-- start of Rows --
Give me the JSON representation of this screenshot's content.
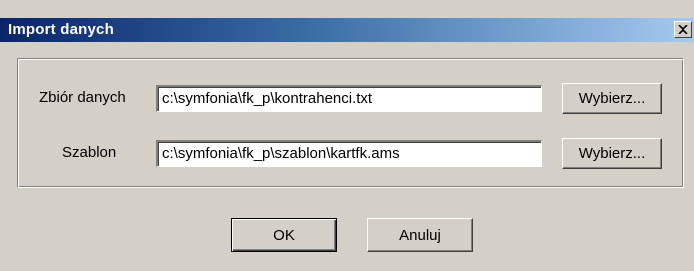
{
  "window": {
    "title": "Import danych",
    "close_symbol": "×"
  },
  "form": {
    "dataset": {
      "label": "Zbiór danych",
      "value": "c:\\symfonia\\fk_p\\kontrahenci.txt",
      "button_label": "Wybierz..."
    },
    "template": {
      "label": "Szablon",
      "value": "c:\\symfonia\\fk_p\\szablon\\kartfk.ams",
      "button_label": "Wybierz..."
    }
  },
  "actions": {
    "ok_label": "OK",
    "cancel_label": "Anuluj"
  },
  "colors": {
    "dialog_background": "#d4d0c8",
    "titlebar_start": "#0a246a",
    "titlebar_end": "#a6caf0",
    "titlebar_text": "#ffffff",
    "field_background": "#ffffff"
  },
  "icons": {
    "close": "close-icon"
  }
}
-- end of Rows --
Given instruction:
Scan the listing above for the word "symfonia" and copy every line that holds it.

Expected answer:
      "value": "c:\\symfonia\\fk_p\\kontrahenci.txt",
      "value": "c:\\symfonia\\fk_p\\szablon\\kartfk.ams",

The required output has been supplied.